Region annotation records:
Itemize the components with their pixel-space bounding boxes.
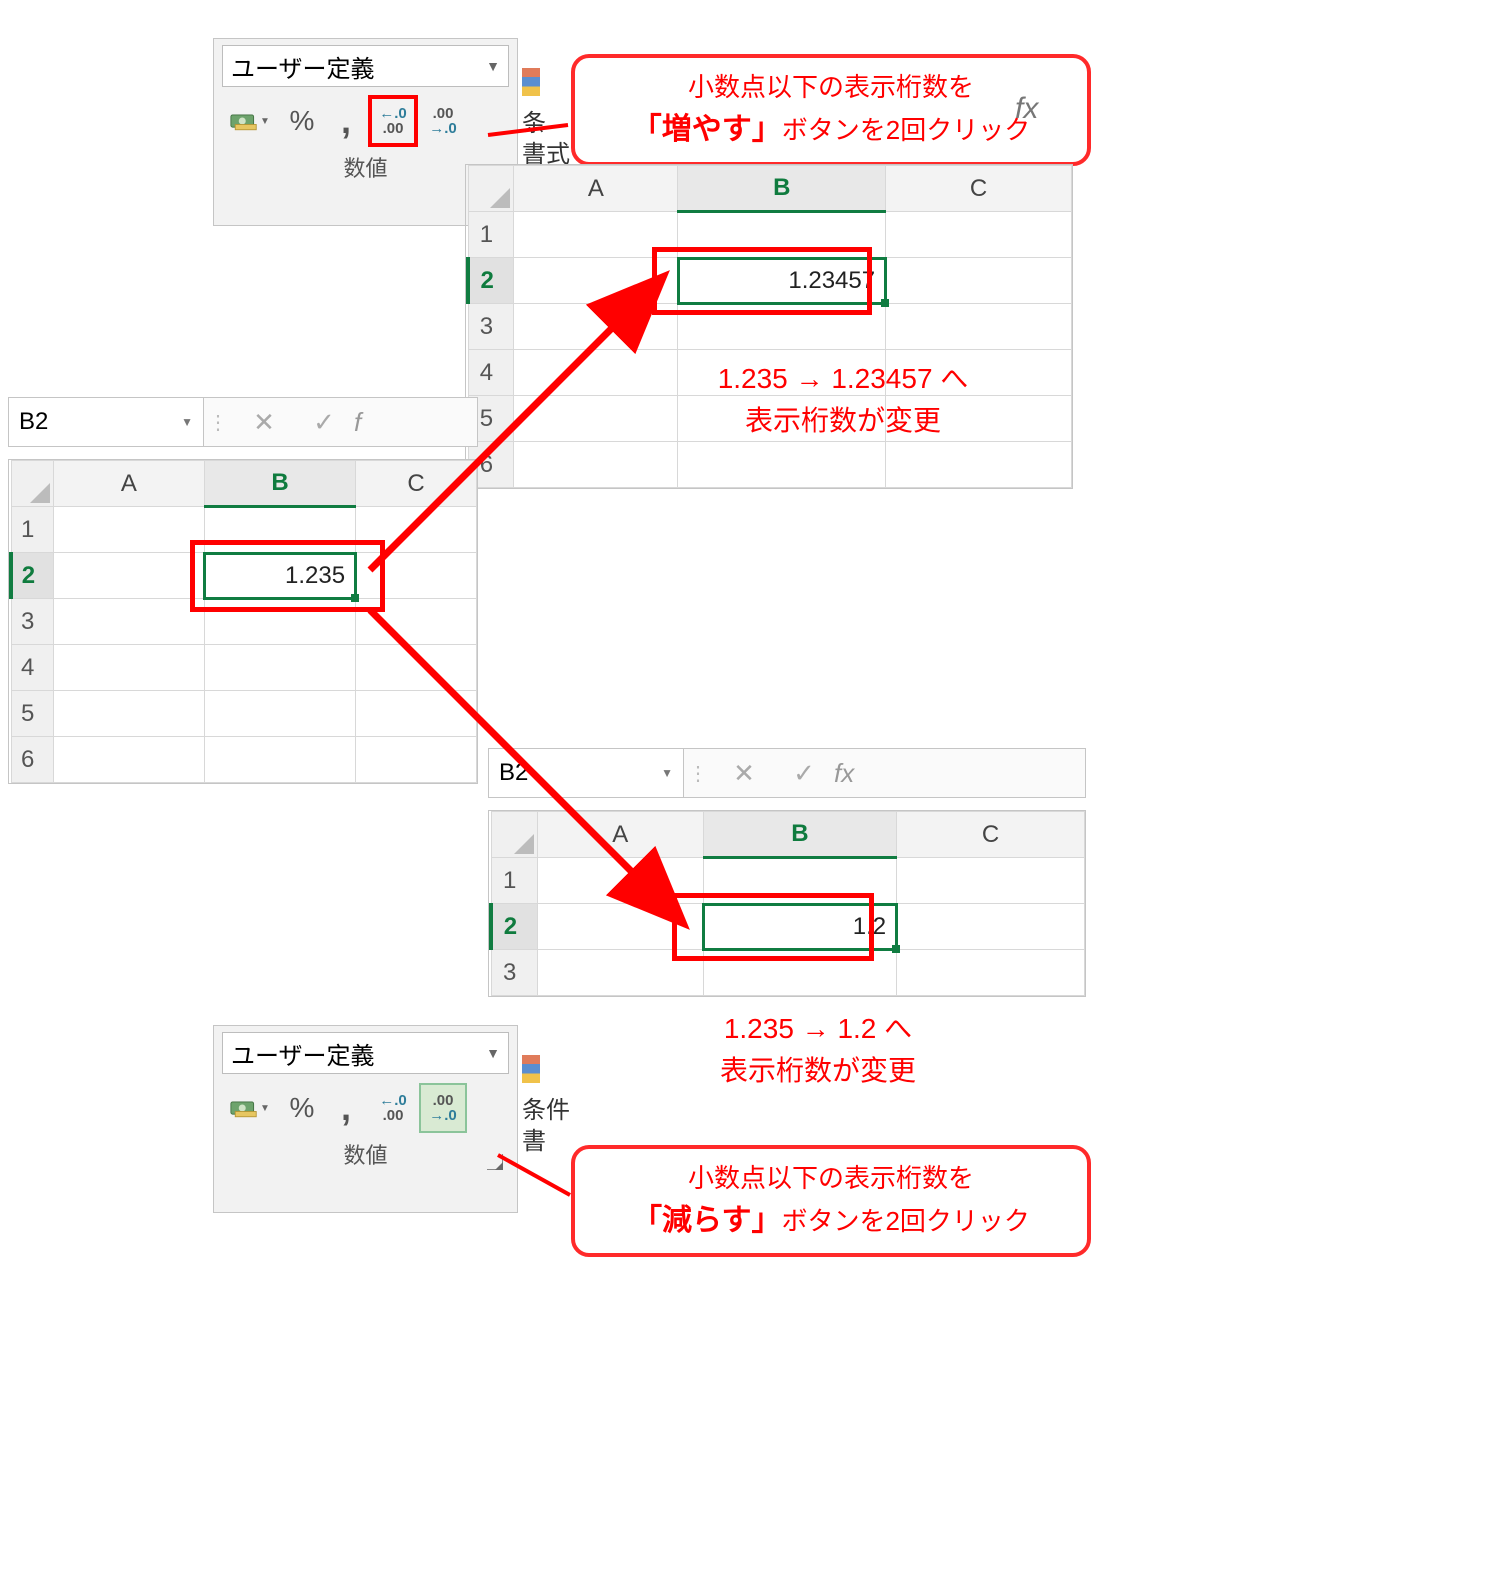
- number-format-value: ユーザー定義: [231, 49, 375, 84]
- formula-bar: B2 ▼ ⋮ ✕ ✓ fx: [488, 748, 1086, 798]
- row-header[interactable]: 4: [468, 350, 514, 396]
- dec-decimal-bot: →.0: [429, 121, 457, 136]
- ribbon-group-label: 数値: [222, 1132, 509, 1174]
- sheet-left[interactable]: A B C 1 2 1.235 3 4 5 6: [8, 459, 478, 784]
- ribbon-side-text-bottom: 条件 書: [522, 1055, 570, 1158]
- left-sheet-panel: B2 ▼ ⋮ ✕ ✓ f A B C 1 2 1.235 3 4 5 6: [8, 397, 478, 784]
- name-box[interactable]: B2 ▼: [9, 398, 204, 446]
- fx-icon[interactable]: fx: [1015, 88, 1065, 128]
- ribbon-side-text-top: 条 書式: [522, 68, 570, 171]
- confirm-button[interactable]: ✓: [294, 398, 354, 446]
- inc-decimal-top: ←.0: [379, 106, 407, 121]
- sheet-decrease-panel: B2 ▼ ⋮ ✕ ✓ fx A B C 1 2 1.2 3: [488, 748, 1086, 997]
- number-format-combo[interactable]: ユーザー定義 ▼: [222, 1032, 509, 1074]
- annotation-decrease: 1.235 → 1.2 へ 表示桁数が変更: [638, 1008, 998, 1092]
- cell-b2[interactable]: 1.235: [204, 553, 355, 599]
- col-header-a[interactable]: A: [514, 166, 678, 212]
- percent-style-button[interactable]: %: [282, 97, 322, 145]
- number-format-combo[interactable]: ユーザー定義 ▼: [222, 45, 509, 87]
- callout-increase: 小数点以下の表示桁数を 「増やす」ボタンを2回クリック: [571, 54, 1091, 166]
- inc-decimal-top: ←.0: [379, 1093, 407, 1108]
- select-all-corner[interactable]: [491, 812, 537, 858]
- col-header-c[interactable]: C: [356, 461, 477, 507]
- cancel-button[interactable]: ✕: [714, 749, 774, 797]
- name-box-value: B2: [19, 408, 48, 436]
- accounting-format-button[interactable]: ▼: [222, 1084, 278, 1132]
- money-icon: [230, 1097, 258, 1119]
- inc-decimal-bot: .00: [383, 121, 404, 136]
- row-header[interactable]: 1: [468, 212, 514, 258]
- dropdown-arrow-icon: ▼: [486, 1045, 500, 1061]
- callout-inc-line2: 「増やす」ボタンを2回クリック: [593, 107, 1069, 152]
- row-header[interactable]: 2: [468, 258, 514, 304]
- row-header[interactable]: 1: [11, 507, 53, 553]
- col-header-b[interactable]: B: [204, 461, 355, 507]
- formula-bar: B2 ▼ ⋮ ✕ ✓ f: [8, 397, 478, 447]
- increase-decimal-button[interactable]: ←.0 .00: [370, 97, 416, 145]
- row-header[interactable]: 2: [11, 553, 53, 599]
- col-header-c[interactable]: C: [886, 166, 1072, 212]
- col-header-b[interactable]: B: [703, 812, 896, 858]
- number-format-value: ユーザー定義: [231, 1036, 375, 1071]
- name-box-value: B2: [499, 759, 528, 787]
- row-header[interactable]: 4: [11, 645, 53, 691]
- chevron-down-icon: ▼: [260, 1103, 270, 1114]
- confirm-button[interactable]: ✓: [774, 749, 834, 797]
- name-box[interactable]: B2 ▼: [489, 749, 684, 797]
- row-header[interactable]: 6: [11, 737, 53, 783]
- decrease-decimal-button[interactable]: .00 →.0: [420, 97, 466, 145]
- fx-button[interactable]: fx: [834, 749, 894, 797]
- callout-decrease: 小数点以下の表示桁数を 「減らす」ボタンを2回クリック: [571, 1145, 1091, 1257]
- row-header[interactable]: 3: [468, 304, 514, 350]
- ribbon-number-group-bottom: ユーザー定義 ▼ ▼ % , ←.0 .00 .00 →.0 数値: [213, 1025, 518, 1213]
- drag-handle-icon[interactable]: ⋮: [688, 761, 710, 786]
- row-header[interactable]: 3: [491, 950, 537, 996]
- money-icon: [230, 110, 258, 132]
- fx-button[interactable]: f: [354, 398, 402, 446]
- percent-style-button[interactable]: %: [282, 1084, 322, 1132]
- comma-label: ,: [341, 1087, 351, 1129]
- callout-dec-line2: 「減らす」ボタンを2回クリック: [593, 1198, 1069, 1243]
- decrease-decimal-button[interactable]: .00 →.0: [420, 1084, 466, 1132]
- row-header[interactable]: 2: [491, 904, 537, 950]
- chevron-down-icon: ▼: [661, 766, 673, 780]
- col-header-a[interactable]: A: [53, 461, 204, 507]
- annotation-increase: 1.235 → 1.23457 へ 表示桁数が変更: [638, 358, 1048, 442]
- increase-decimal-button[interactable]: ←.0 .00: [370, 1084, 416, 1132]
- callout-dec-line1: 小数点以下の表示桁数を: [593, 1159, 1069, 1198]
- percent-label: %: [290, 1092, 315, 1124]
- select-all-corner[interactable]: [11, 461, 53, 507]
- drag-handle-icon[interactable]: ⋮: [208, 410, 230, 435]
- row-header[interactable]: 3: [11, 599, 53, 645]
- callout-inc-line1: 小数点以下の表示桁数を: [593, 68, 1069, 107]
- svg-text:fx: fx: [1015, 92, 1039, 125]
- col-header-c[interactable]: C: [897, 812, 1085, 858]
- comma-label: ,: [341, 100, 351, 142]
- col-header-b[interactable]: B: [678, 166, 886, 212]
- chevron-down-icon: ▼: [260, 116, 270, 127]
- cancel-button[interactable]: ✕: [234, 398, 294, 446]
- col-header-a[interactable]: A: [537, 812, 703, 858]
- comma-style-button[interactable]: ,: [326, 97, 366, 145]
- dec-decimal-bot: →.0: [429, 1108, 457, 1123]
- sheet-decrease[interactable]: A B C 1 2 1.2 3: [488, 810, 1086, 997]
- row-header[interactable]: 5: [11, 691, 53, 737]
- chevron-down-icon: ▼: [181, 415, 193, 429]
- dropdown-arrow-icon: ▼: [486, 58, 500, 74]
- accounting-format-button[interactable]: ▼: [222, 97, 278, 145]
- row-header[interactable]: 1: [491, 858, 537, 904]
- dec-decimal-top: .00: [433, 106, 454, 121]
- comma-style-button[interactable]: ,: [326, 1084, 366, 1132]
- inc-decimal-bot: .00: [383, 1108, 404, 1123]
- dialog-launcher-icon[interactable]: [487, 1154, 503, 1170]
- cell-b2[interactable]: 1.23457: [678, 258, 886, 304]
- select-all-corner[interactable]: [468, 166, 514, 212]
- dec-decimal-top: .00: [433, 1093, 454, 1108]
- percent-label: %: [290, 105, 315, 137]
- cell-b2[interactable]: 1.2: [703, 904, 896, 950]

## Given request
Swap "row-header" for "row-label" everywhere in the lines above and give them again with nothing else changed. Leave the pictures out of your answer.

## Answer in full
Itemize the components with their pixel-space bounding boxes.
- number-format-value: ユーザー定義: [231, 49, 375, 84]
- formula-bar: B2 ▼ ⋮ ✕ ✓ fx: [488, 748, 1086, 798]
- row-label[interactable]: 4: [468, 350, 514, 396]
- dec-decimal-bot: →.0: [429, 121, 457, 136]
- ribbon-group-label: 数値: [222, 1132, 509, 1174]
- sheet-left[interactable]: A B C 1 2 1.235 3 4 5 6: [8, 459, 478, 784]
- ribbon-side-text-bottom: 条件 書: [522, 1055, 570, 1158]
- left-sheet-panel: B2 ▼ ⋮ ✕ ✓ f A B C 1 2 1.235 3 4 5 6: [8, 397, 478, 784]
- name-box[interactable]: B2 ▼: [9, 398, 204, 446]
- fx-icon[interactable]: fx: [1015, 88, 1065, 128]
- ribbon-side-text-top: 条 書式: [522, 68, 570, 171]
- confirm-button[interactable]: ✓: [294, 398, 354, 446]
- inc-decimal-top: ←.0: [379, 106, 407, 121]
- sheet-decrease-panel: B2 ▼ ⋮ ✕ ✓ fx A B C 1 2 1.2 3: [488, 748, 1086, 997]
- number-format-combo[interactable]: ユーザー定義 ▼: [222, 1032, 509, 1074]
- annotation-decrease: 1.235 → 1.2 へ 表示桁数が変更: [638, 1008, 998, 1092]
- cell-b2[interactable]: 1.235: [204, 553, 355, 599]
- col-header-a[interactable]: A: [514, 166, 678, 212]
- percent-style-button[interactable]: %: [282, 97, 322, 145]
- number-format-combo[interactable]: ユーザー定義 ▼: [222, 45, 509, 87]
- callout-increase: 小数点以下の表示桁数を 「増やす」ボタンを2回クリック: [571, 54, 1091, 166]
- inc-decimal-top: ←.0: [379, 1093, 407, 1108]
- select-all-corner[interactable]: [491, 812, 537, 858]
- col-header-c[interactable]: C: [356, 461, 477, 507]
- cancel-button[interactable]: ✕: [714, 749, 774, 797]
- name-box-value: B2: [19, 408, 48, 436]
- accounting-format-button[interactable]: ▼: [222, 1084, 278, 1132]
- money-icon: [230, 1097, 258, 1119]
- inc-decimal-bot: .00: [383, 121, 404, 136]
- row-label[interactable]: 1: [468, 212, 514, 258]
- dropdown-arrow-icon: ▼: [486, 1045, 500, 1061]
- callout-inc-line2: 「増やす」ボタンを2回クリック: [593, 107, 1069, 152]
- row-label[interactable]: 2: [468, 258, 514, 304]
- row-label[interactable]: 1: [11, 507, 53, 553]
- col-header-b[interactable]: B: [204, 461, 355, 507]
- formula-bar: B2 ▼ ⋮ ✕ ✓ f: [8, 397, 478, 447]
- increase-decimal-button[interactable]: ←.0 .00: [370, 97, 416, 145]
- row-label[interactable]: 2: [11, 553, 53, 599]
- col-header-c[interactable]: C: [886, 166, 1072, 212]
- col-header-b[interactable]: B: [703, 812, 896, 858]
- number-format-value: ユーザー定義: [231, 1036, 375, 1071]
- name-box-value: B2: [499, 759, 528, 787]
- row-label[interactable]: 4: [11, 645, 53, 691]
- chevron-down-icon: ▼: [260, 1103, 270, 1114]
- confirm-button[interactable]: ✓: [774, 749, 834, 797]
- name-box[interactable]: B2 ▼: [489, 749, 684, 797]
- row-label[interactable]: 6: [11, 737, 53, 783]
- decrease-decimal-button[interactable]: .00 →.0: [420, 97, 466, 145]
- fx-button[interactable]: fx: [834, 749, 894, 797]
- callout-decrease: 小数点以下の表示桁数を 「減らす」ボタンを2回クリック: [571, 1145, 1091, 1257]
- row-label[interactable]: 3: [468, 304, 514, 350]
- ribbon-number-group-bottom: ユーザー定義 ▼ ▼ % , ←.0 .00 .00 →.0 数値: [213, 1025, 518, 1213]
- drag-handle-icon[interactable]: ⋮: [688, 761, 710, 786]
- row-label[interactable]: 3: [491, 950, 537, 996]
- money-icon: [230, 110, 258, 132]
- fx-button[interactable]: f: [354, 398, 402, 446]
- percent-style-button[interactable]: %: [282, 1084, 322, 1132]
- comma-label: ,: [341, 1087, 351, 1129]
- callout-dec-line2: 「減らす」ボタンを2回クリック: [593, 1198, 1069, 1243]
- decrease-decimal-button[interactable]: .00 →.0: [420, 1084, 466, 1132]
- row-label[interactable]: 2: [491, 904, 537, 950]
- chevron-down-icon: ▼: [661, 766, 673, 780]
- col-header-a[interactable]: A: [53, 461, 204, 507]
- annotation-increase: 1.235 → 1.23457 へ 表示桁数が変更: [638, 358, 1048, 442]
- increase-decimal-button[interactable]: ←.0 .00: [370, 1084, 416, 1132]
- callout-dec-line1: 小数点以下の表示桁数を: [593, 1159, 1069, 1198]
- percent-label: %: [290, 1092, 315, 1124]
- select-all-corner[interactable]: [11, 461, 53, 507]
- drag-handle-icon[interactable]: ⋮: [208, 410, 230, 435]
- row-label[interactable]: 3: [11, 599, 53, 645]
- callout-inc-line1: 小数点以下の表示桁数を: [593, 68, 1069, 107]
- svg-text:fx: fx: [1015, 92, 1039, 125]
- col-header-c[interactable]: C: [897, 812, 1085, 858]
- comma-label: ,: [341, 100, 351, 142]
- col-header-b[interactable]: B: [678, 166, 886, 212]
- chevron-down-icon: ▼: [260, 116, 270, 127]
- cancel-button[interactable]: ✕: [234, 398, 294, 446]
- col-header-a[interactable]: A: [537, 812, 703, 858]
- comma-style-button[interactable]: ,: [326, 97, 366, 145]
- dec-decimal-bot: →.0: [429, 1108, 457, 1123]
- sheet-decrease[interactable]: A B C 1 2 1.2 3: [488, 810, 1086, 997]
- row-label[interactable]: 5: [11, 691, 53, 737]
- chevron-down-icon: ▼: [181, 415, 193, 429]
- dropdown-arrow-icon: ▼: [486, 58, 500, 74]
- accounting-format-button[interactable]: ▼: [222, 97, 278, 145]
- row-label[interactable]: 1: [491, 858, 537, 904]
- dec-decimal-top: .00: [433, 106, 454, 121]
- comma-style-button[interactable]: ,: [326, 1084, 366, 1132]
- inc-decimal-bot: .00: [383, 1108, 404, 1123]
- dialog-launcher-icon[interactable]: [487, 1154, 503, 1170]
- cell-b2[interactable]: 1.23457: [678, 258, 886, 304]
- select-all-corner[interactable]: [468, 166, 514, 212]
- dec-decimal-top: .00: [433, 1093, 454, 1108]
- percent-label: %: [290, 105, 315, 137]
- cell-b2[interactable]: 1.2: [703, 904, 896, 950]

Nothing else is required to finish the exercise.